▶ _Problem details_
Keep the pictures out and restate every record exactly.

A run of records:
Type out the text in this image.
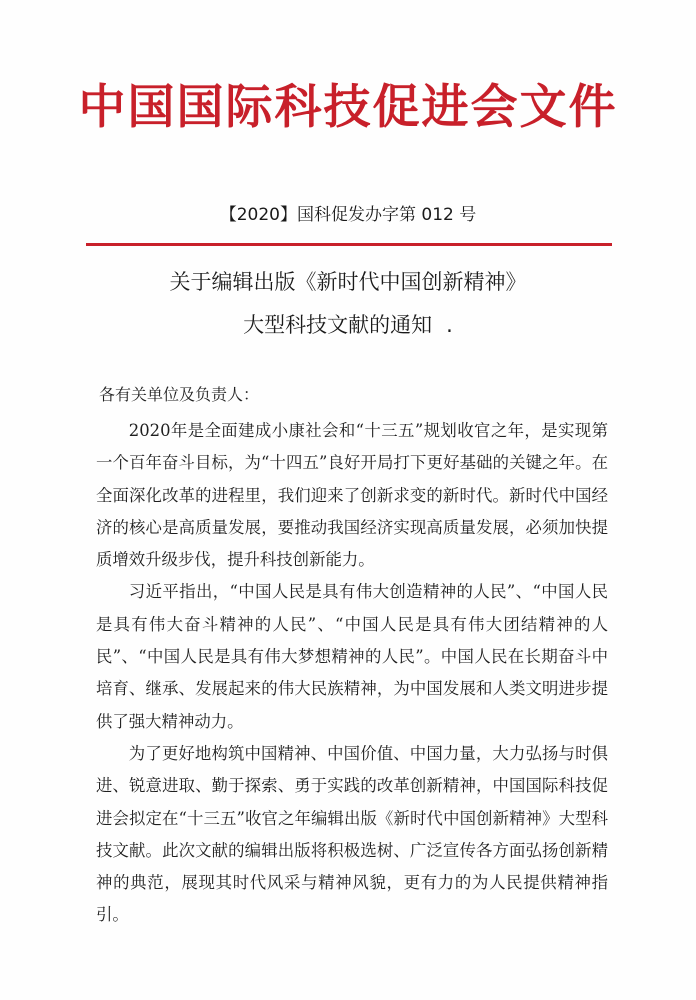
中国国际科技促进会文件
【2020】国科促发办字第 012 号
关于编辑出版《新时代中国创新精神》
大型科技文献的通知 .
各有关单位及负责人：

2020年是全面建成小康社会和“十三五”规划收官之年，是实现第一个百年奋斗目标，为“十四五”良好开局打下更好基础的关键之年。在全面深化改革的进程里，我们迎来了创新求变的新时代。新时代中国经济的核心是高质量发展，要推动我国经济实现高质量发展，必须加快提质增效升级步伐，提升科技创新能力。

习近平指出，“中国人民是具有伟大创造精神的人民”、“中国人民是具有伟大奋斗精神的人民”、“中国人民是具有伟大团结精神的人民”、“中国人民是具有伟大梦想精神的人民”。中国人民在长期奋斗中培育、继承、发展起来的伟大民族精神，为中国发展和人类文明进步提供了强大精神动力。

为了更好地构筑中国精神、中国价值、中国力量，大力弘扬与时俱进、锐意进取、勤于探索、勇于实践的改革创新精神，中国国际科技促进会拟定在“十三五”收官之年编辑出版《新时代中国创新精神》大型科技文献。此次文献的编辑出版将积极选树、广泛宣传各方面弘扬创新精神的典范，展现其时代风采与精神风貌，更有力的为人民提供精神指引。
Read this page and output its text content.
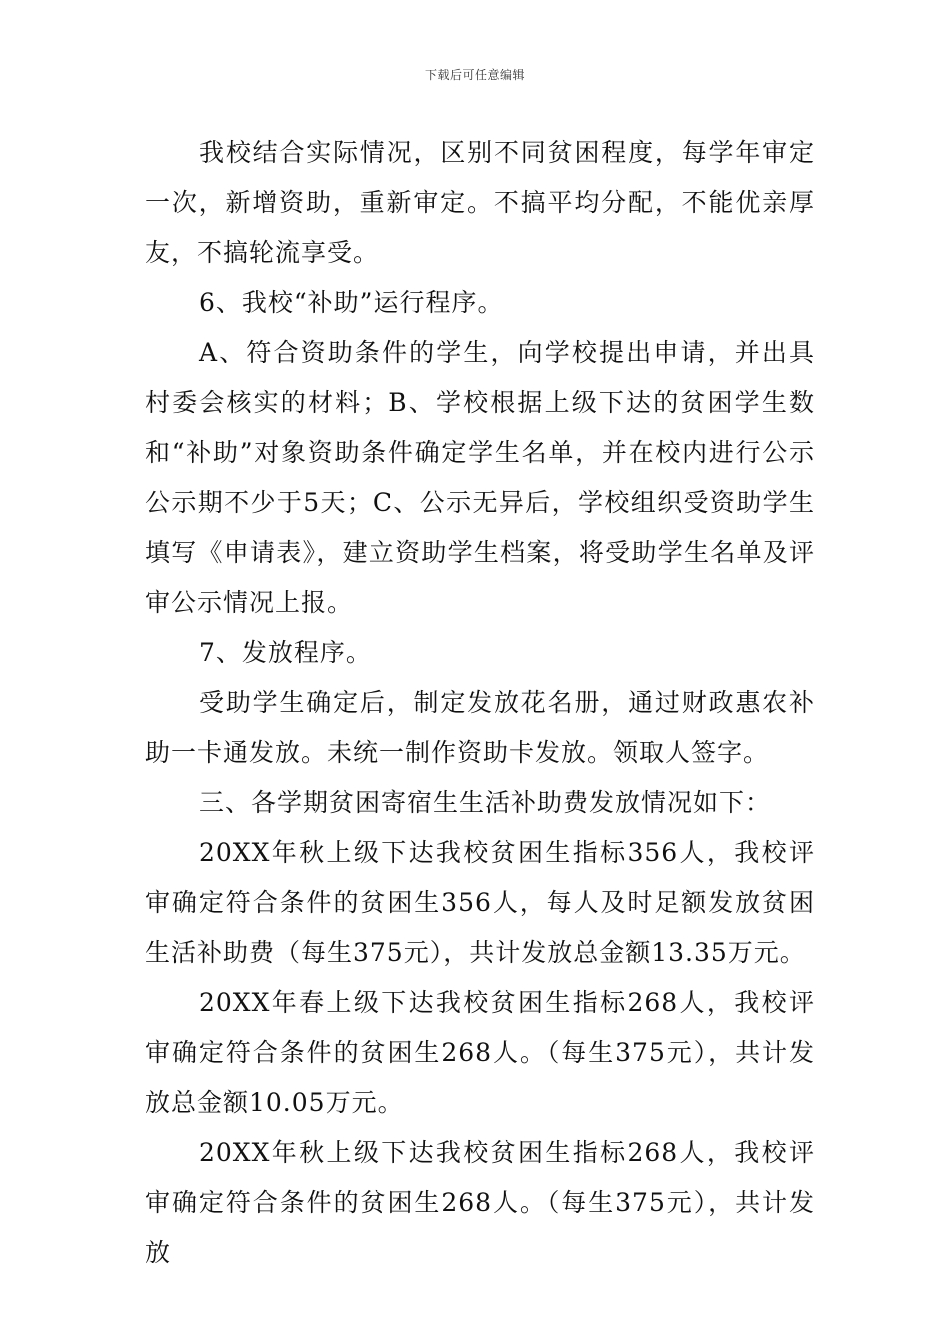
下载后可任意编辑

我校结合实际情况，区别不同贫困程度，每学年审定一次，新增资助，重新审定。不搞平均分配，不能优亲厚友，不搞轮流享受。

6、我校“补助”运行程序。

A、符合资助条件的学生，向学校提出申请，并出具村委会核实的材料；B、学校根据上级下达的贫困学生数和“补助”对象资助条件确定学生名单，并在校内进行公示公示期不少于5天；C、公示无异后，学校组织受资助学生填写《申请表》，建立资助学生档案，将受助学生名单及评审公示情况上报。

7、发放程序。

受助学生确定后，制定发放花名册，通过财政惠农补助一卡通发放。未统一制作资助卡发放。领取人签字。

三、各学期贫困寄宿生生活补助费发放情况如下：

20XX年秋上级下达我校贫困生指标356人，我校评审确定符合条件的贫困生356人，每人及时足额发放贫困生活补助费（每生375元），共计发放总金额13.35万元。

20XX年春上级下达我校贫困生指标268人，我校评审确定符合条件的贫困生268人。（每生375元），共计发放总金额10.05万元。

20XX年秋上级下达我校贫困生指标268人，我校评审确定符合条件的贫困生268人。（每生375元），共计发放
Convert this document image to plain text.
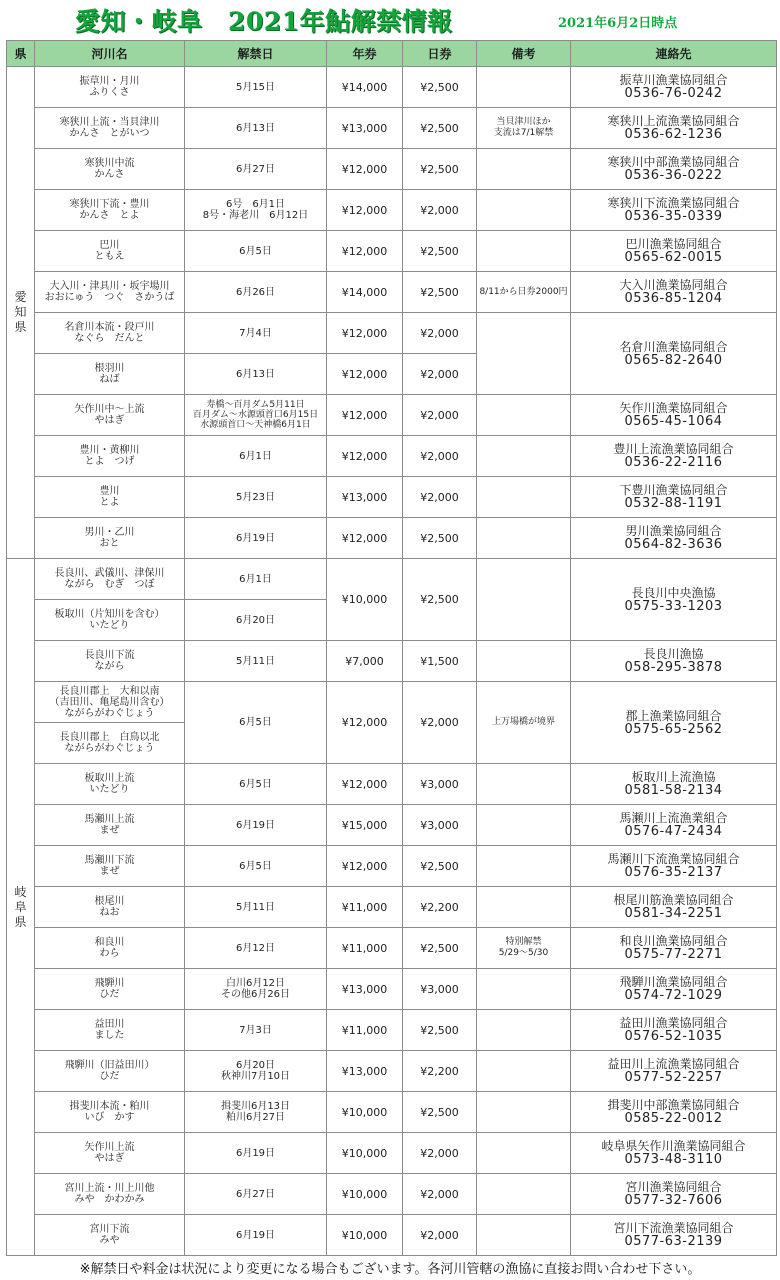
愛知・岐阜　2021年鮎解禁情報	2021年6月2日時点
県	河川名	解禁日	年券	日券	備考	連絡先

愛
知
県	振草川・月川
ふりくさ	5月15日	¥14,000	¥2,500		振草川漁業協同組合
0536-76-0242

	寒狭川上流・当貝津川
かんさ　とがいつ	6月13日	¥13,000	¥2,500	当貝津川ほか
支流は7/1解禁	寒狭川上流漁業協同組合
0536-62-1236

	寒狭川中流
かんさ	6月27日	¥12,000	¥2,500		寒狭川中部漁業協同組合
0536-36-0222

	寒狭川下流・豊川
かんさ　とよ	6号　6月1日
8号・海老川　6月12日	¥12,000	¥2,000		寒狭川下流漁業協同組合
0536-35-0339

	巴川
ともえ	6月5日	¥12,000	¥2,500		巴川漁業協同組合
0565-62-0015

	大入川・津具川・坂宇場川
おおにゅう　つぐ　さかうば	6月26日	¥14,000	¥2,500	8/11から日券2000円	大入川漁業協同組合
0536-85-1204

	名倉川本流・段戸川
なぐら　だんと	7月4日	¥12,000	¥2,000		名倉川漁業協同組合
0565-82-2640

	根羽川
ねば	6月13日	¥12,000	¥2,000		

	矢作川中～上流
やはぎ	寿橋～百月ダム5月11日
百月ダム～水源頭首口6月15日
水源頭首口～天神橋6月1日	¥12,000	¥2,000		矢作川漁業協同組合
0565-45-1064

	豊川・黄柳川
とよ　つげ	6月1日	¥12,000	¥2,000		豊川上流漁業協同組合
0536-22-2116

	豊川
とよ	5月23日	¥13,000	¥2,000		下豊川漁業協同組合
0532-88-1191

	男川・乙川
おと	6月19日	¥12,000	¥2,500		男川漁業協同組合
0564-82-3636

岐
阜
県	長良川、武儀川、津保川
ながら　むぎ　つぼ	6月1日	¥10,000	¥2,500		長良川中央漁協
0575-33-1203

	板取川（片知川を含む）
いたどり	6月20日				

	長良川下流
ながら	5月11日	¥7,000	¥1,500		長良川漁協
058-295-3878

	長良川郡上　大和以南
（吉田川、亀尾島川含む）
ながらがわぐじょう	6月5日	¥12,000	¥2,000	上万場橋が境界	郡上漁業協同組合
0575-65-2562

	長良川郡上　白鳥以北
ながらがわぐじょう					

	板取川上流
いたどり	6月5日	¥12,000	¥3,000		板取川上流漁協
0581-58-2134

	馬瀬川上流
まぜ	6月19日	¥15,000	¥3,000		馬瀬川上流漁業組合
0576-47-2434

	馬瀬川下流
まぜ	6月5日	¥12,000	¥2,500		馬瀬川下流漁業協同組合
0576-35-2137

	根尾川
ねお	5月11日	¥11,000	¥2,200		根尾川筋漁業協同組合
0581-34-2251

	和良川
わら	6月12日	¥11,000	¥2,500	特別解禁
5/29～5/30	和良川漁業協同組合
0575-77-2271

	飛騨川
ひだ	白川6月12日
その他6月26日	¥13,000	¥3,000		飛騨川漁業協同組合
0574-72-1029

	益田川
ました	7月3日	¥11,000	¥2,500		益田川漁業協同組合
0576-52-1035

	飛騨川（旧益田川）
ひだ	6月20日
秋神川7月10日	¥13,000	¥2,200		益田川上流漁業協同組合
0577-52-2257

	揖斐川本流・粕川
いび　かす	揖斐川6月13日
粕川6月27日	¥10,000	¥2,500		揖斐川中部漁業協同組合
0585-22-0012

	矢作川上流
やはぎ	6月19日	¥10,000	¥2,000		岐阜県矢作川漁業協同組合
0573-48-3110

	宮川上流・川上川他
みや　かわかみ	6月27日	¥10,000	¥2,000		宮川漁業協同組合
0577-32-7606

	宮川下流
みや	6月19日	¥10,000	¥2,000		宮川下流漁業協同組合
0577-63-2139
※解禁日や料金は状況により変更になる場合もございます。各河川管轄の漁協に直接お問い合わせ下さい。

▶ _Expected answer_
Type out the text in this image.
中国国际科技促进会文件
【2020】国科促发办字第 012 号
关于编辑出版《新时代中国创新精神》
大型科技文献的通知 .
各有关单位及负责人：

2020年是全面建成小康社会和“十三五”规划收官之年，是实现第一个百年奋斗目标，为“十四五”良好开局打下更好基础的关键之年。在全面深化改革的进程里，我们迎来了创新求变的新时代。新时代中国经济的核心是高质量发展，要推动我国经济实现高质量发展，必须加快提质增效升级步伐，提升科技创新能力。

习近平指出，“中国人民是具有伟大创造精神的人民”、“中国人民是具有伟大奋斗精神的人民”、“中国人民是具有伟大团结精神的人民”、“中国人民是具有伟大梦想精神的人民”。中国人民在长期奋斗中培育、继承、发展起来的伟大民族精神，为中国发展和人类文明进步提供了强大精神动力。

为了更好地构筑中国精神、中国价值、中国力量，大力弘扬与时俱进、锐意进取、勤于探索、勇于实践的改革创新精神，中国国际科技促进会拟定在“十三五”收官之年编辑出版《新时代中国创新精神》大型科技文献。此次文献的编辑出版将积极选树、广泛宣传各方面弘扬创新精神的典范，展现其时代风采与精神风貌，更有力的为人民提供精神指引。
Read this page and output its text content.
下载后可任意编辑

我校结合实际情况，区别不同贫困程度，每学年审定一次，新增资助，重新审定。不搞平均分配，不能优亲厚友，不搞轮流享受。

6、我校“补助”运行程序。

A、符合资助条件的学生，向学校提出申请，并出具村委会核实的材料；B、学校根据上级下达的贫困学生数和“补助”对象资助条件确定学生名单，并在校内进行公示公示期不少于5天；C、公示无异后，学校组织受资助学生填写《申请表》，建立资助学生档案，将受助学生名单及评审公示情况上报。

7、发放程序。

受助学生确定后，制定发放花名册，通过财政惠农补助一卡通发放。未统一制作资助卡发放。领取人签字。

三、各学期贫困寄宿生生活补助费发放情况如下：

20XX年秋上级下达我校贫困生指标356人，我校评审确定符合条件的贫困生356人，每人及时足额发放贫困生活补助费（每生375元），共计发放总金额13.35万元。

20XX年春上级下达我校贫困生指标268人，我校评审确定符合条件的贫困生268人。（每生375元），共计发放总金额10.05万元。

20XX年秋上级下达我校贫困生指标268人，我校评审确定符合条件的贫困生268人。（每生375元），共计发放
Convert this document image to plain text.
愛知・岐阜　2021年鮎解禁情報	2021年6月2日時点
県	河川名	解禁日	年券	日券	備考	連絡先

愛
知
県	振草川・月川
ふりくさ	5月15日	¥14,000	¥2,500		振草川漁業協同組合
0536-76-0242

	寒狭川上流・当貝津川
かんさ　とがいつ	6月13日	¥13,000	¥2,500	当貝津川ほか
支流は7/1解禁	寒狭川上流漁業協同組合
0536-62-1236

	寒狭川中流
かんさ	6月27日	¥12,000	¥2,500		寒狭川中部漁業協同組合
0536-36-0222

	寒狭川下流・豊川
かんさ　とよ	6号　6月1日
8号・海老川　6月12日	¥12,000	¥2,000		寒狭川下流漁業協同組合
0536-35-0339

	巴川
ともえ	6月5日	¥12,000	¥2,500		巴川漁業協同組合
0565-62-0015

	大入川・津具川・坂宇場川
おおにゅう　つぐ　さかうば	6月26日	¥14,000	¥2,500	8/11から日券2000円	大入川漁業協同組合
0536-85-1204

	名倉川本流・段戸川
なぐら　だんと	7月4日	¥12,000	¥2,000		名倉川漁業協同組合
0565-82-2640

	根羽川
ねば	6月13日	¥12,000	¥2,000		

	矢作川中～上流
やはぎ	寿橋～百月ダム5月11日
百月ダム～水源頭首口6月15日
水源頭首口～天神橋6月1日	¥12,000	¥2,000		矢作川漁業協同組合
0565-45-1064

	豊川・黄柳川
とよ　つげ	6月1日	¥12,000	¥2,000		豊川上流漁業協同組合
0536-22-2116

	豊川
とよ	5月23日	¥13,000	¥2,000		下豊川漁業協同組合
0532-88-1191

	男川・乙川
おと	6月19日	¥12,000	¥2,500		男川漁業協同組合
0564-82-3636

岐
阜
県	長良川、武儀川、津保川
ながら　むぎ　つぼ	6月1日	¥10,000	¥2,500		長良川中央漁協
0575-33-1203

	板取川（片知川を含む）
いたどり	6月20日				

	長良川下流
ながら	5月11日	¥7,000	¥1,500		長良川漁協
058-295-3878

	長良川郡上　大和以南
（吉田川、亀尾島川含む）
ながらがわぐじょう	6月5日	¥12,000	¥2,000	上万場橋が境界	郡上漁業協同組合
0575-65-2562

	長良川郡上　白鳥以北
ながらがわぐじょう					

	板取川上流
いたどり	6月5日	¥12,000	¥3,000		板取川上流漁協
0581-58-2134

	馬瀬川上流
まぜ	6月19日	¥15,000	¥3,000		馬瀬川上流漁業組合
0576-47-2434

	馬瀬川下流
まぜ	6月5日	¥12,000	¥2,500		馬瀬川下流漁業協同組合
0576-35-2137

	根尾川
ねお	5月11日	¥11,000	¥2,200		根尾川筋漁業協同組合
0581-34-2251

	和良川
わら	6月12日	¥11,000	¥2,500	特別解禁
5/29～5/30	和良川漁業協同組合
0575-77-2271

	飛騨川
ひだ	白川6月12日
その他6月26日	¥13,000	¥3,000		飛騨川漁業協同組合
0574-72-1029

	益田川
ました	7月3日	¥11,000	¥2,500		益田川漁業協同組合
0576-52-1035

	飛騨川（旧益田川）
ひだ	6月20日
秋神川7月10日	¥13,000	¥2,200		益田川上流漁業協同組合
0577-52-2257

	揖斐川本流・粕川
いび　かす	揖斐川6月13日
粕川6月27日	¥10,000	¥2,500		揖斐川中部漁業協同組合
0585-22-0012

	矢作川上流
やはぎ	6月19日	¥10,000	¥2,000		岐阜県矢作川漁業協同組合
0573-48-3110

	宮川上流・川上川他
みや　かわかみ	6月27日	¥10,000	¥2,000		宮川漁業協同組合
0577-32-7606

	宮川下流
みや	6月19日	¥10,000	¥2,000		宮川下流漁業協同組合
0577-63-2139
※解禁日や料金は状況により変更になる場合もございます。各河川管轄の漁協に直接お問い合わせ下さい。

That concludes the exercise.